ENTRIES PROVIDED:
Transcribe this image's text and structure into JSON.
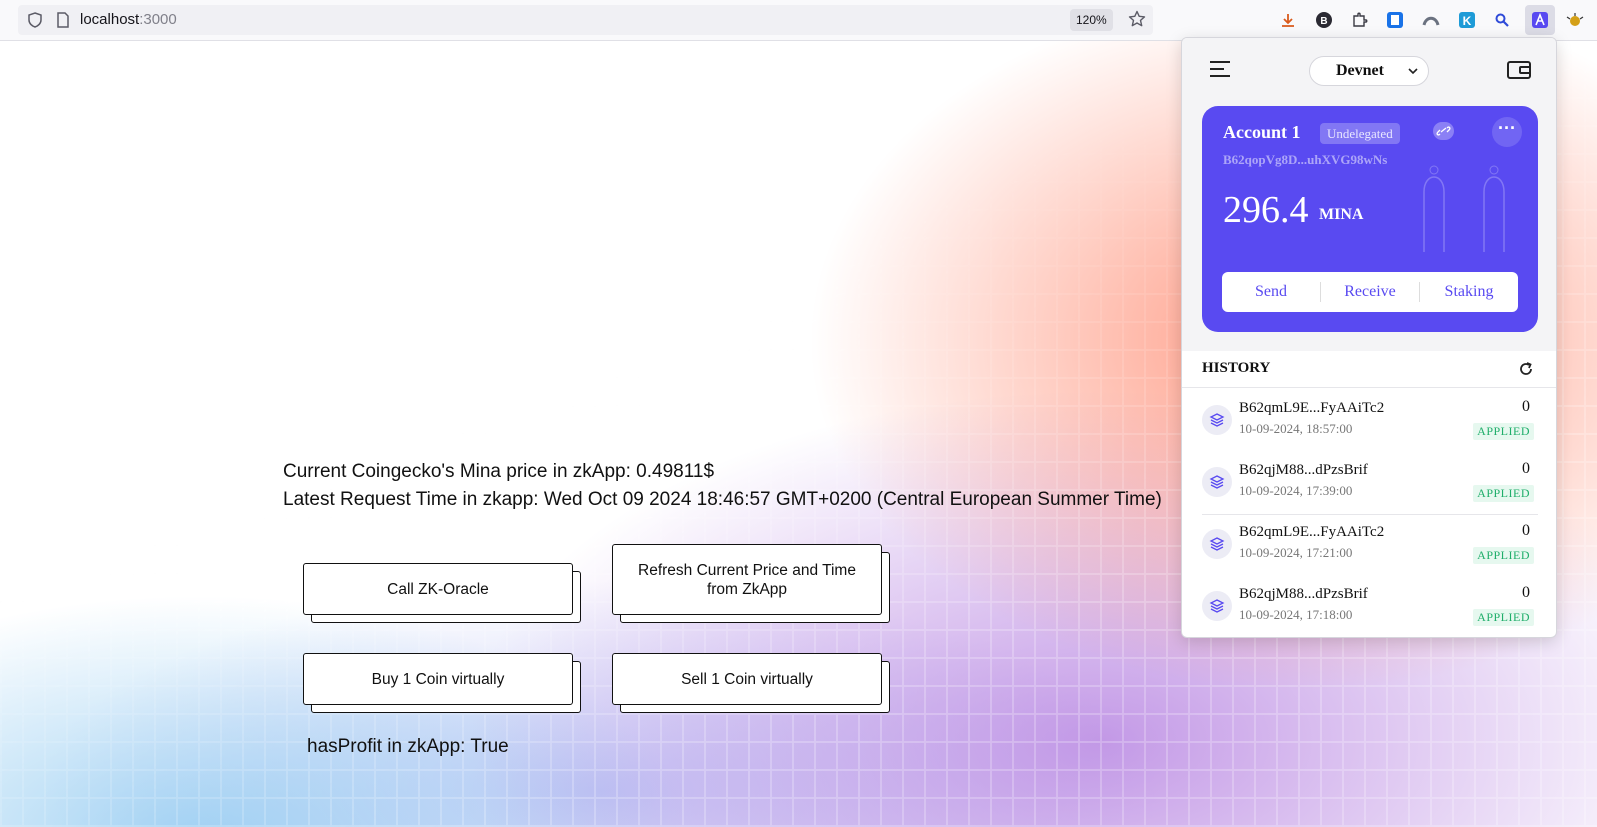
{
  "browser": {
    "url_host": "localhost",
    "url_port": ":3000",
    "zoom": "120%"
  },
  "app": {
    "price_line": "Current Coingecko's Mina price in zkApp: 0.49811$",
    "time_line": "Latest Request Time in zkapp: Wed Oct 09 2024 18:46:57 GMT+0200 (Central European Summer Time)",
    "buttons": {
      "call_oracle": "Call ZK-Oracle",
      "refresh": "Refresh Current Price and Time from ZkApp",
      "buy": "Buy 1 Coin virtually",
      "sell": "Sell 1 Coin virtually"
    },
    "profit_line": "hasProfit in zkApp: True"
  },
  "wallet": {
    "network": "Devnet",
    "account": {
      "name": "Account 1",
      "badge": "Undelegated",
      "address": "B62qopVg8D...uhXVG98wNs",
      "balance": "296.4",
      "unit": "MINA"
    },
    "actions": {
      "send": "Send",
      "receive": "Receive",
      "staking": "Staking"
    },
    "history_title": "HISTORY",
    "history": [
      {
        "address": "B62qmL9E...FyAAiTc2",
        "date": "10-09-2024, 18:57:00",
        "amount": "0",
        "status": "APPLIED"
      },
      {
        "address": "B62qjM88...dPzsBrif",
        "date": "10-09-2024, 17:39:00",
        "amount": "0",
        "status": "APPLIED"
      },
      {
        "address": "B62qmL9E...FyAAiTc2",
        "date": "10-09-2024, 17:21:00",
        "amount": "0",
        "status": "APPLIED"
      },
      {
        "address": "B62qjM88...dPzsBrif",
        "date": "10-09-2024, 17:18:00",
        "amount": "0",
        "status": "APPLIED"
      }
    ]
  },
  "colors": {
    "wallet_accent": "#594af1",
    "applied_green": "#1fae6a"
  },
  "extensions": [
    "download-icon",
    "b-icon",
    "puzzle-icon",
    "ext-blue-icon",
    "ext-arc-icon",
    "ext-k-icon",
    "magnifier-icon",
    "auro-wallet-icon",
    "ext-bug-icon"
  ]
}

SET TASK:
Copy out all lines from the material above that contain the string "virtually".

RESPONSE BELOW:
      "buy": "Buy 1 Coin virtually",
      "sell": "Sell 1 Coin virtually"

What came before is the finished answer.